Records contained in a dataset
╭──

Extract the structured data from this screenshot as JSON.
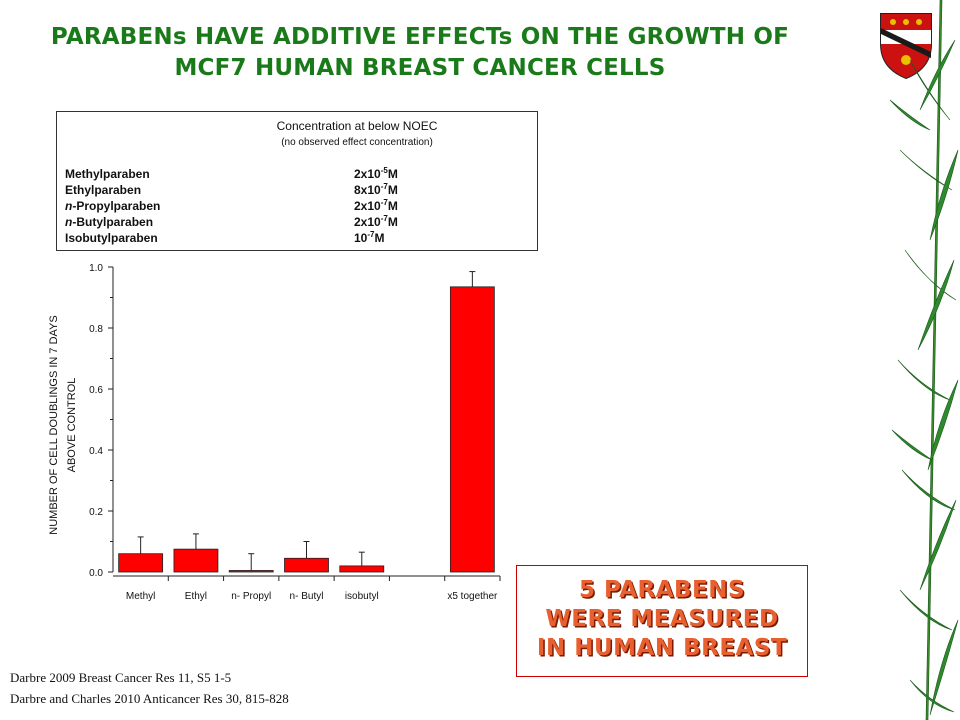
{
  "slide": {
    "title_line1": "PARABENs HAVE ADDITIVE EFFECTs ON THE GROWTH OF",
    "title_line2": "MCF7 HUMAN BREAST CANCER CELLS"
  },
  "concentration_table": {
    "title": "Concentration  at below NOEC",
    "subtitle": "(no observed effect concentration)",
    "rows": [
      {
        "prefix": "",
        "name": "Methylparaben",
        "base": "2x10",
        "exp": "-5",
        "unit": "M"
      },
      {
        "prefix": "",
        "name": "Ethylparaben",
        "base": "8x10",
        "exp": "-7",
        "unit": "M"
      },
      {
        "prefix": "n",
        "name": "-Propylparaben",
        "base": "2x10",
        "exp": "-7",
        "unit": "M"
      },
      {
        "prefix": "n",
        "name": "-Butylparaben",
        "base": "2x10",
        "exp": "-7",
        "unit": "M"
      },
      {
        "prefix": "",
        "name": "Isobutylparaben",
        "base": "10",
        "exp": "-7",
        "unit": "M"
      }
    ]
  },
  "chart_data": {
    "type": "bar",
    "ylabel_line1": "NUMBER OF CELL DOUBLINGS IN 7 DAYS",
    "ylabel_line2": "ABOVE CONTROL",
    "xlabel": "",
    "ylim": [
      0,
      1.0
    ],
    "yticks": [
      "0.0",
      "0.2",
      "0.4",
      "0.6",
      "0.8",
      "1.0"
    ],
    "ytick_values": [
      0.0,
      0.2,
      0.4,
      0.6,
      0.8,
      1.0
    ],
    "categories": [
      "Methyl",
      "Ethyl",
      "n- Propyl",
      "n- Butyl",
      "isobutyl",
      "",
      "x5 together"
    ],
    "values": [
      0.06,
      0.075,
      0.005,
      0.045,
      0.02,
      null,
      0.935
    ],
    "errors": [
      0.055,
      0.05,
      0.055,
      0.055,
      0.045,
      null,
      0.05
    ],
    "bar_color": "#ff0000",
    "grid": false
  },
  "callout": {
    "lines": [
      "5 PARABENS",
      "WERE MEASURED",
      "IN HUMAN BREAST"
    ]
  },
  "references": [
    "Darbre 2009 Breast Cancer Res 11, S5 1-5",
    "Darbre and Charles 2010 Anticancer Res 30, 815-828"
  ]
}
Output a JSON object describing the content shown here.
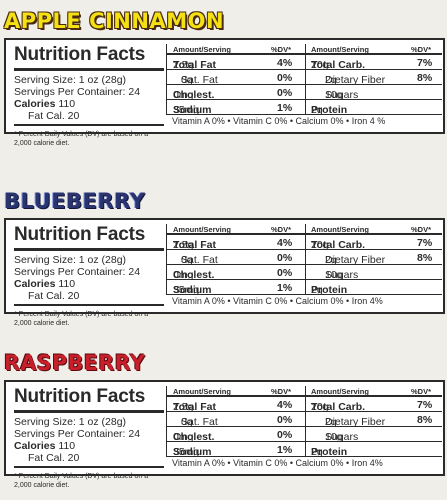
{
  "panels": [
    {
      "flavor": "APPLE CINNAMON",
      "flavor_color": "#f4e114",
      "title": "Nutrition Facts",
      "serving_size": "Serving Size: 1 oz (28g)",
      "servings_per_container": "Servings Per Container: 24",
      "calories_label": "Calories",
      "calories_value": "110",
      "fat_cal": "Fat Cal. 20",
      "footnote": "* Percent Daily Values (DV) are based on a 2,000 calorie diet.",
      "header": {
        "amount": "Amount/Serving",
        "dv": "%DV*"
      },
      "left_rows": [
        {
          "label": "Total Fat",
          "amount": "2.5g",
          "dv": "4%"
        },
        {
          "label": "Sat. Fat",
          "amount": "0g",
          "dv": "0%"
        },
        {
          "label": "Cholest.",
          "amount": "0mg",
          "dv": "0%"
        },
        {
          "label": "Sodium",
          "amount": "35mg",
          "dv": "1%"
        }
      ],
      "right_rows": [
        {
          "label": "Total Carb.",
          "amount": "20g",
          "dv": "7%"
        },
        {
          "label": "Dietary Fiber",
          "amount": "2g",
          "dv": "8%"
        },
        {
          "label": "Sugars",
          "amount": "10g",
          "dv": ""
        },
        {
          "label": "Protein",
          "amount": "2g",
          "dv": ""
        }
      ],
      "vitamins": "Vitamin A 0% • Vitamin C 0% • Calcium 0% • Iron 4 %"
    },
    {
      "flavor": "BLUEBERRY",
      "flavor_color": "#2a3470",
      "title": "Nutrition Facts",
      "serving_size": "Serving Size: 1 oz (28g)",
      "servings_per_container": "Servings Per Container: 24",
      "calories_label": "Calories",
      "calories_value": "110",
      "fat_cal": "Fat Cal. 20",
      "footnote": "* Percent Daily Values (DV) are based on a 2,000 calorie diet.",
      "header": {
        "amount": "Amount/Serving",
        "dv": "%DV*"
      },
      "left_rows": [
        {
          "label": "Total Fat",
          "amount": "2.5g",
          "dv": "4%"
        },
        {
          "label": "Sat. Fat",
          "amount": "0g",
          "dv": "0%"
        },
        {
          "label": "Cholest.",
          "amount": "0mg",
          "dv": "0%"
        },
        {
          "label": "Sodium",
          "amount": "35mg",
          "dv": "1%"
        }
      ],
      "right_rows": [
        {
          "label": "Total Carb.",
          "amount": "20g",
          "dv": "7%"
        },
        {
          "label": "Dietary Fiber",
          "amount": "2g",
          "dv": "8%"
        },
        {
          "label": "Sugars",
          "amount": "10g",
          "dv": ""
        },
        {
          "label": "Protein",
          "amount": "2g",
          "dv": ""
        }
      ],
      "vitamins": "Vitamin A 0% • Vitamin C 0% • Calcium 0% • Iron 4%"
    },
    {
      "flavor": "RASPBERRY",
      "flavor_color": "#c8202a",
      "title": "Nutrition Facts",
      "serving_size": "Serving Size: 1 oz (28g)",
      "servings_per_container": "Servings Per Container: 24",
      "calories_label": "Calories",
      "calories_value": "110",
      "fat_cal": "Fat Cal. 20",
      "footnote": "* Percent Daily Values (DV) are based on a 2,000 calorie diet.",
      "header": {
        "amount": "Amount/Serving",
        "dv": "%DV*"
      },
      "left_rows": [
        {
          "label": "Total Fat",
          "amount": "2.5g",
          "dv": "4%"
        },
        {
          "label": "Sat. Fat",
          "amount": "0g",
          "dv": "0%"
        },
        {
          "label": "Cholest.",
          "amount": "0mg",
          "dv": "0%"
        },
        {
          "label": "Sodium",
          "amount": "35mg",
          "dv": "1%"
        }
      ],
      "right_rows": [
        {
          "label": "Total Carb.",
          "amount": "20g",
          "dv": "7%"
        },
        {
          "label": "Dietary Fiber",
          "amount": "2g",
          "dv": "8%"
        },
        {
          "label": "Sugars",
          "amount": "10g",
          "dv": ""
        },
        {
          "label": "Protein",
          "amount": "2g",
          "dv": ""
        }
      ],
      "vitamins": "Vitamin A 0% • Vitamin C 0% • Calcium 0% • Iron 4%"
    }
  ]
}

╰──

WHAT YOU NEED TO DO
Send back every record exactly as it stands, except the pictures.

RESULT FOR THIS EXERCISE
Extract the structured data from this screenshot as JSON.
{
  "slide": {
    "title_line1": "PARABENs HAVE ADDITIVE EFFECTs ON THE GROWTH OF",
    "title_line2": "MCF7 HUMAN BREAST CANCER CELLS"
  },
  "concentration_table": {
    "title": "Concentration  at below NOEC",
    "subtitle": "(no observed effect concentration)",
    "rows": [
      {
        "prefix": "",
        "name": "Methylparaben",
        "base": "2x10",
        "exp": "-5",
        "unit": "M"
      },
      {
        "prefix": "",
        "name": "Ethylparaben",
        "base": "8x10",
        "exp": "-7",
        "unit": "M"
      },
      {
        "prefix": "n",
        "name": "-Propylparaben",
        "base": "2x10",
        "exp": "-7",
        "unit": "M"
      },
      {
        "prefix": "n",
        "name": "-Butylparaben",
        "base": "2x10",
        "exp": "-7",
        "unit": "M"
      },
      {
        "prefix": "",
        "name": "Isobutylparaben",
        "base": "10",
        "exp": "-7",
        "unit": "M"
      }
    ]
  },
  "chart_data": {
    "type": "bar",
    "ylabel_line1": "NUMBER OF CELL DOUBLINGS IN 7 DAYS",
    "ylabel_line2": "ABOVE CONTROL",
    "xlabel": "",
    "ylim": [
      0,
      1.0
    ],
    "yticks": [
      "0.0",
      "0.2",
      "0.4",
      "0.6",
      "0.8",
      "1.0"
    ],
    "ytick_values": [
      0.0,
      0.2,
      0.4,
      0.6,
      0.8,
      1.0
    ],
    "categories": [
      "Methyl",
      "Ethyl",
      "n- Propyl",
      "n- Butyl",
      "isobutyl",
      "",
      "x5 together"
    ],
    "values": [
      0.06,
      0.075,
      0.005,
      0.045,
      0.02,
      null,
      0.935
    ],
    "errors": [
      0.055,
      0.05,
      0.055,
      0.055,
      0.045,
      null,
      0.05
    ],
    "bar_color": "#ff0000",
    "grid": false
  },
  "callout": {
    "lines": [
      "5 PARABENS",
      "WERE MEASURED",
      "IN HUMAN BREAST"
    ]
  },
  "references": [
    "Darbre 2009 Breast Cancer Res 11, S5 1-5",
    "Darbre and Charles 2010 Anticancer Res 30, 815-828"
  ]
}
Output a JSON object describing the content shown here.
{
  "panels": [
    {
      "flavor": "APPLE CINNAMON",
      "flavor_color": "#f4e114",
      "title": "Nutrition Facts",
      "serving_size": "Serving Size: 1 oz (28g)",
      "servings_per_container": "Servings Per Container: 24",
      "calories_label": "Calories",
      "calories_value": "110",
      "fat_cal": "Fat Cal. 20",
      "footnote": "* Percent Daily Values (DV) are based on a 2,000 calorie diet.",
      "header": {
        "amount": "Amount/Serving",
        "dv": "%DV*"
      },
      "left_rows": [
        {
          "label": "Total Fat",
          "amount": "2.5g",
          "dv": "4%"
        },
        {
          "label": "Sat. Fat",
          "amount": "0g",
          "dv": "0%"
        },
        {
          "label": "Cholest.",
          "amount": "0mg",
          "dv": "0%"
        },
        {
          "label": "Sodium",
          "amount": "35mg",
          "dv": "1%"
        }
      ],
      "right_rows": [
        {
          "label": "Total Carb.",
          "amount": "20g",
          "dv": "7%"
        },
        {
          "label": "Dietary Fiber",
          "amount": "2g",
          "dv": "8%"
        },
        {
          "label": "Sugars",
          "amount": "10g",
          "dv": ""
        },
        {
          "label": "Protein",
          "amount": "2g",
          "dv": ""
        }
      ],
      "vitamins": "Vitamin A 0% • Vitamin C 0% • Calcium 0% • Iron 4 %"
    },
    {
      "flavor": "BLUEBERRY",
      "flavor_color": "#2a3470",
      "title": "Nutrition Facts",
      "serving_size": "Serving Size: 1 oz (28g)",
      "servings_per_container": "Servings Per Container: 24",
      "calories_label": "Calories",
      "calories_value": "110",
      "fat_cal": "Fat Cal. 20",
      "footnote": "* Percent Daily Values (DV) are based on a 2,000 calorie diet.",
      "header": {
        "amount": "Amount/Serving",
        "dv": "%DV*"
      },
      "left_rows": [
        {
          "label": "Total Fat",
          "amount": "2.5g",
          "dv": "4%"
        },
        {
          "label": "Sat. Fat",
          "amount": "0g",
          "dv": "0%"
        },
        {
          "label": "Cholest.",
          "amount": "0mg",
          "dv": "0%"
        },
        {
          "label": "Sodium",
          "amount": "35mg",
          "dv": "1%"
        }
      ],
      "right_rows": [
        {
          "label": "Total Carb.",
          "amount": "20g",
          "dv": "7%"
        },
        {
          "label": "Dietary Fiber",
          "amount": "2g",
          "dv": "8%"
        },
        {
          "label": "Sugars",
          "amount": "10g",
          "dv": ""
        },
        {
          "label": "Protein",
          "amount": "2g",
          "dv": ""
        }
      ],
      "vitamins": "Vitamin A 0% • Vitamin C 0% • Calcium 0% • Iron 4%"
    },
    {
      "flavor": "RASPBERRY",
      "flavor_color": "#c8202a",
      "title": "Nutrition Facts",
      "serving_size": "Serving Size: 1 oz (28g)",
      "servings_per_container": "Servings Per Container: 24",
      "calories_label": "Calories",
      "calories_value": "110",
      "fat_cal": "Fat Cal. 20",
      "footnote": "* Percent Daily Values (DV) are based on a 2,000 calorie diet.",
      "header": {
        "amount": "Amount/Serving",
        "dv": "%DV*"
      },
      "left_rows": [
        {
          "label": "Total Fat",
          "amount": "2.5g",
          "dv": "4%"
        },
        {
          "label": "Sat. Fat",
          "amount": "0g",
          "dv": "0%"
        },
        {
          "label": "Cholest.",
          "amount": "0mg",
          "dv": "0%"
        },
        {
          "label": "Sodium",
          "amount": "35mg",
          "dv": "1%"
        }
      ],
      "right_rows": [
        {
          "label": "Total Carb.",
          "amount": "20g",
          "dv": "7%"
        },
        {
          "label": "Dietary Fiber",
          "amount": "2g",
          "dv": "8%"
        },
        {
          "label": "Sugars",
          "amount": "10g",
          "dv": ""
        },
        {
          "label": "Protein",
          "amount": "2g",
          "dv": ""
        }
      ],
      "vitamins": "Vitamin A 0% • Vitamin C 0% • Calcium 0% • Iron 4%"
    }
  ]
}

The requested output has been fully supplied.